**EXCERPT PROVIDED**
--- START ---
Important: Please check the issues tab on the Minplot_V1.0 Github page for a changelog for current bugs and latest fixes. Users can also report bugs here or by emailing the author.
Information: MinPlot is a MATLAB®-based mineral formula recalculation and compositional plotting program for electron microprobe analyses (EPMA). The program offers recalculation and structural formula assignment for 15 different mineral groups: Garnet, pyroxene, olivine, amphibole, feldspar, mica, staurolite, cordierite, chlorite, chloritoid, talc, epidote, titanite, spinel, and sulfides. MinPlot is a fast and easy to use command line program and requires no prior computer programming knowledge. Percent mass fractions of oxides are loaded from datafiles and the user answers simple prompts to select mineral type, normalization scheme, and plotting options. Recalculated mineral formulas are automatically saved as output files and plots may be further manually customized by the user prior to saving.
Loading and Saving Data: MinPlot reads data stored as text (.txt) files. The first line must contain oxide-based headers that are specific to the mineral formula to be recalculated (see Table 1 below). The headers must have capital and lowercase characters as shown in Table 1. For some phases, certain oxides are optional and will be calculated assuming a mass fraction of zero (W_j=0) if they are not included in the file read by MinPlot. MinPlot searches the header row for the column containing the appropriate header for each oxide, as a result the oxide data can be listed in any order in the input file. To start MinPlot, change the MATLAB® directory to the folder containing MinPlot and type the name of the program into the command window and hit ‘return’. When loading the data, the user is prompted to select the file in a pop-up window and, importantly, the file can be located in any folder on the user’s computer or in their network. Following calculation, the user is prompted to save their calculation. If yes, the data is automatically saved as tab delimited text files in the same directory as the source file, allowing for simplified data organization.
Note - Example input files for all minerals are available on the MinPlot Github page.
--- END ---
**EXTRACTED INFORMATION**
--- START ---
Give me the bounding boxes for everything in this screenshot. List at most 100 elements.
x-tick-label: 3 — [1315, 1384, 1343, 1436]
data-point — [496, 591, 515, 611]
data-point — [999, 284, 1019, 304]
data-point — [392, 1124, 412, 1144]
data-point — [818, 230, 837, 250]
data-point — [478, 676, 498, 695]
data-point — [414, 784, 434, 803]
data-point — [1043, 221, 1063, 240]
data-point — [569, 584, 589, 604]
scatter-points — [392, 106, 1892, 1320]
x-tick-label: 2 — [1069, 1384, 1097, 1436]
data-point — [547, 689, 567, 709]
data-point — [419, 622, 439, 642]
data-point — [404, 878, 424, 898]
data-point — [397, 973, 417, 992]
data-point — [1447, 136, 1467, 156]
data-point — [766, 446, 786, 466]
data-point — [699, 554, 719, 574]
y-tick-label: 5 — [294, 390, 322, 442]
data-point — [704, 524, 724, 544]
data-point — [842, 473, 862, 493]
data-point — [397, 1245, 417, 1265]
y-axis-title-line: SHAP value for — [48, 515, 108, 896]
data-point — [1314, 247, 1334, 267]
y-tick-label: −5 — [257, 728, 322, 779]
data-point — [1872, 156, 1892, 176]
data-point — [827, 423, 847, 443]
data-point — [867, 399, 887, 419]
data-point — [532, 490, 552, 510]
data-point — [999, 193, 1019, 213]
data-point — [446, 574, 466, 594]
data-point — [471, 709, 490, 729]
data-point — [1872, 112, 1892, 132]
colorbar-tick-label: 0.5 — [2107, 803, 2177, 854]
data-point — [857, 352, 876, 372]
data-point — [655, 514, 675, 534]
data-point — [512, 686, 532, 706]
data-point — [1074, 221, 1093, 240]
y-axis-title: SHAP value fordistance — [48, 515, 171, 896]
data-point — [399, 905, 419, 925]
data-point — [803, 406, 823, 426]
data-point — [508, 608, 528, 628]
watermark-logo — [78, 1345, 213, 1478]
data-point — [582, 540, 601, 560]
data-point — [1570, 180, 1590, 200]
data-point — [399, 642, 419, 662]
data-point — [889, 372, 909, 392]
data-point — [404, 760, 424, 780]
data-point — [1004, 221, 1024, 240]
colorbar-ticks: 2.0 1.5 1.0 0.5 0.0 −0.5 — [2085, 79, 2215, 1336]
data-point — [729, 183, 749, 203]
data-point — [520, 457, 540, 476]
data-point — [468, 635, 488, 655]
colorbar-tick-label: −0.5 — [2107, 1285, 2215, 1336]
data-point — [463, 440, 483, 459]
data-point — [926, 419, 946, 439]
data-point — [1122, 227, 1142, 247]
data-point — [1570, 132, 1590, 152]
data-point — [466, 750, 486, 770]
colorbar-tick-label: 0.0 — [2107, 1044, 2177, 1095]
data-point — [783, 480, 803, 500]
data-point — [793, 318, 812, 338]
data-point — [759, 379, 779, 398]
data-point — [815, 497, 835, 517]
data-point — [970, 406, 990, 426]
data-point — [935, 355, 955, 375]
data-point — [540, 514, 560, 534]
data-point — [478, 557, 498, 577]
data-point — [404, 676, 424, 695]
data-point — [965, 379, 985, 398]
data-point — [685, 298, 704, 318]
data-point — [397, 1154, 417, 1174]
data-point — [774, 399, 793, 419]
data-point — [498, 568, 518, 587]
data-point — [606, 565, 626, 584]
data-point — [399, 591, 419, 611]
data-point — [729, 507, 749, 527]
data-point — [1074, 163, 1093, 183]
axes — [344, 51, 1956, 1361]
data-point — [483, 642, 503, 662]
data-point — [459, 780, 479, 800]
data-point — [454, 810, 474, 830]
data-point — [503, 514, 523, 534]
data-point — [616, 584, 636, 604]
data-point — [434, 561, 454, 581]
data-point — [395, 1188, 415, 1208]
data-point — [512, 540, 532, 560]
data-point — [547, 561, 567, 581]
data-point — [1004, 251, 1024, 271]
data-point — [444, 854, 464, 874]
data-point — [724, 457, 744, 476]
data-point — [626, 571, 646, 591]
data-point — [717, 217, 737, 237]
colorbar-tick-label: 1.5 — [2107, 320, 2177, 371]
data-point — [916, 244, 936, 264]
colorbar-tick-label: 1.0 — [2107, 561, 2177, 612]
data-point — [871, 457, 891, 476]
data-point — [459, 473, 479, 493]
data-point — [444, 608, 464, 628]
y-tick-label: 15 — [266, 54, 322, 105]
--- END ---
**STATED TASK**
In the MinPlot page, name everything the Information section says the user picks by answering "simple prompts."

**SOLVED EXERCISE**
Mineral type, normalization scheme, and plotting options.